### What you have to do
Extract each record and reproduce it exactly.

● ● ● ● ● ● ●

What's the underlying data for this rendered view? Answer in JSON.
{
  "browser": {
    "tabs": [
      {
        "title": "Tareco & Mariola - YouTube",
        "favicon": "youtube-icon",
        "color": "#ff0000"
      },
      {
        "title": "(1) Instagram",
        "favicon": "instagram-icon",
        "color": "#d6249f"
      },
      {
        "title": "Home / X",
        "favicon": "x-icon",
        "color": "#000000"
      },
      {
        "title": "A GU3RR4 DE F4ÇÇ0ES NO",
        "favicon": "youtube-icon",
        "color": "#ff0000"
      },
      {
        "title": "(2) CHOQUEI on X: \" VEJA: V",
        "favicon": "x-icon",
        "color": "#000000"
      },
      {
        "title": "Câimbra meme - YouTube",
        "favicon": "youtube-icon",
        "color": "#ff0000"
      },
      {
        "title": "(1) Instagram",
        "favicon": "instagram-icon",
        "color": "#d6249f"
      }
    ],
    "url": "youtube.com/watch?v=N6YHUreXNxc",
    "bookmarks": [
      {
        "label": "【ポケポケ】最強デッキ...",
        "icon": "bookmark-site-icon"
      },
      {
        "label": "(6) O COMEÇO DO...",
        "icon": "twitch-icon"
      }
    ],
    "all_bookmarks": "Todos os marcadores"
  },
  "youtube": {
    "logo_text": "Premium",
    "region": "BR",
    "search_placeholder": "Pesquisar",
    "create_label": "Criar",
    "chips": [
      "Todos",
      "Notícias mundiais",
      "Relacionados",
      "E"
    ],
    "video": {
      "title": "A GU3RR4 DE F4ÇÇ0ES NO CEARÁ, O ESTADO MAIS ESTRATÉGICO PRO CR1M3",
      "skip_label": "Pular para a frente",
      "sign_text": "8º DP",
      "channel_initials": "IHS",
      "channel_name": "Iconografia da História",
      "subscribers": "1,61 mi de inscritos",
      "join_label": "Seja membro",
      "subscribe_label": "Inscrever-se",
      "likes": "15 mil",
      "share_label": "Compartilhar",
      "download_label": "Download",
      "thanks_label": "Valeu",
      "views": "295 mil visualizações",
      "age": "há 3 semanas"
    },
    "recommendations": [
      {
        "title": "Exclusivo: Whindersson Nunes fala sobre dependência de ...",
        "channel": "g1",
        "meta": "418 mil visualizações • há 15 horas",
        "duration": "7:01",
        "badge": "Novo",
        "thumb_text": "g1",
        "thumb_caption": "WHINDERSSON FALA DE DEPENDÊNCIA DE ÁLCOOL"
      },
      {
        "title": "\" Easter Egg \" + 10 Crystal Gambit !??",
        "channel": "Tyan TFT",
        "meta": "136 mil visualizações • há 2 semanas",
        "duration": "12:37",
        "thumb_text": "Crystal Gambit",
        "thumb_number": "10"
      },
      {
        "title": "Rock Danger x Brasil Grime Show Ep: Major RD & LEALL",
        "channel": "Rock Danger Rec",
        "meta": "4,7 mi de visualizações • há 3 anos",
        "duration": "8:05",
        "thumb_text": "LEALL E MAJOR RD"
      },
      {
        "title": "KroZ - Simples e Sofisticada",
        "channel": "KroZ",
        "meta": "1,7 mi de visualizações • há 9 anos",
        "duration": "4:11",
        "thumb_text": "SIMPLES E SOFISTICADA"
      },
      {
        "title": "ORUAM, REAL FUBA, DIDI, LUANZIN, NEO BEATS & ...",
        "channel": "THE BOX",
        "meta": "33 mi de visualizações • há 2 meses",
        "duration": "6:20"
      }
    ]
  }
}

● ● ● ● ● ● ●

### Final result
What's the underlying data for this rendered view? Answer in JSON.
{
  "browser": {
    "tabs": [
      {
        "title": "Tareco & Mariola - YouTube",
        "favicon": "youtube-icon",
        "color": "#ff0000"
      },
      {
        "title": "(1) Instagram",
        "favicon": "instagram-icon",
        "color": "#d6249f"
      },
      {
        "title": "Home / X",
        "favicon": "x-icon",
        "color": "#000000"
      },
      {
        "title": "A GU3RR4 DE F4ÇÇ0ES NO",
        "favicon": "youtube-icon",
        "color": "#ff0000"
      },
      {
        "title": "(2) CHOQUEI on X: \" VEJA: V",
        "favicon": "x-icon",
        "color": "#000000"
      },
      {
        "title": "Câimbra meme - YouTube",
        "favicon": "youtube-icon",
        "color": "#ff0000"
      },
      {
        "title": "(1) Instagram",
        "favicon": "instagram-icon",
        "color": "#d6249f"
      }
    ],
    "url": "youtube.com/watch?v=N6YHUreXNxc",
    "bookmarks": [
      {
        "label": "【ポケポケ】最強デッキ...",
        "icon": "bookmark-site-icon"
      },
      {
        "label": "(6) O COMEÇO DO...",
        "icon": "twitch-icon"
      }
    ],
    "all_bookmarks": "Todos os marcadores"
  },
  "youtube": {
    "logo_text": "Premium",
    "region": "BR",
    "search_placeholder": "Pesquisar",
    "create_label": "Criar",
    "chips": [
      "Todos",
      "Notícias mundiais",
      "Relacionados",
      "E"
    ],
    "video": {
      "title": "A GU3RR4 DE F4ÇÇ0ES NO CEARÁ, O ESTADO MAIS ESTRATÉGICO PRO CR1M3",
      "skip_label": "Pular para a frente",
      "sign_text": "8º DP",
      "channel_initials": "IHS",
      "channel_name": "Iconografia da História",
      "subscribers": "1,61 mi de inscritos",
      "join_label": "Seja membro",
      "subscribe_label": "Inscrever-se",
      "likes": "15 mil",
      "share_label": "Compartilhar",
      "download_label": "Download",
      "thanks_label": "Valeu",
      "views": "295 mil visualizações",
      "age": "há 3 semanas"
    },
    "recommendations": [
      {
        "title": "Exclusivo: Whindersson Nunes fala sobre dependência de ...",
        "channel": "g1",
        "meta": "418 mil visualizações • há 15 horas",
        "duration": "7:01",
        "badge": "Novo",
        "thumb_text": "g1",
        "thumb_caption": "WHINDERSSON FALA DE DEPENDÊNCIA DE ÁLCOOL"
      },
      {
        "title": "\" Easter Egg \" + 10 Crystal Gambit !??",
        "channel": "Tyan TFT",
        "meta": "136 mil visualizações • há 2 semanas",
        "duration": "12:37",
        "thumb_text": "Crystal Gambit",
        "thumb_number": "10"
      },
      {
        "title": "Rock Danger x Brasil Grime Show Ep: Major RD & LEALL",
        "channel": "Rock Danger Rec",
        "meta": "4,7 mi de visualizações • há 3 anos",
        "duration": "8:05",
        "thumb_text": "LEALL E MAJOR RD"
      },
      {
        "title": "KroZ - Simples e Sofisticada",
        "channel": "KroZ",
        "meta": "1,7 mi de visualizações • há 9 anos",
        "duration": "4:11",
        "thumb_text": "SIMPLES E SOFISTICADA"
      },
      {
        "title": "ORUAM, REAL FUBA, DIDI, LUANZIN, NEO BEATS & ...",
        "channel": "THE BOX",
        "meta": "33 mi de visualizações • há 2 meses",
        "duration": "6:20"
      }
    ]
  }
}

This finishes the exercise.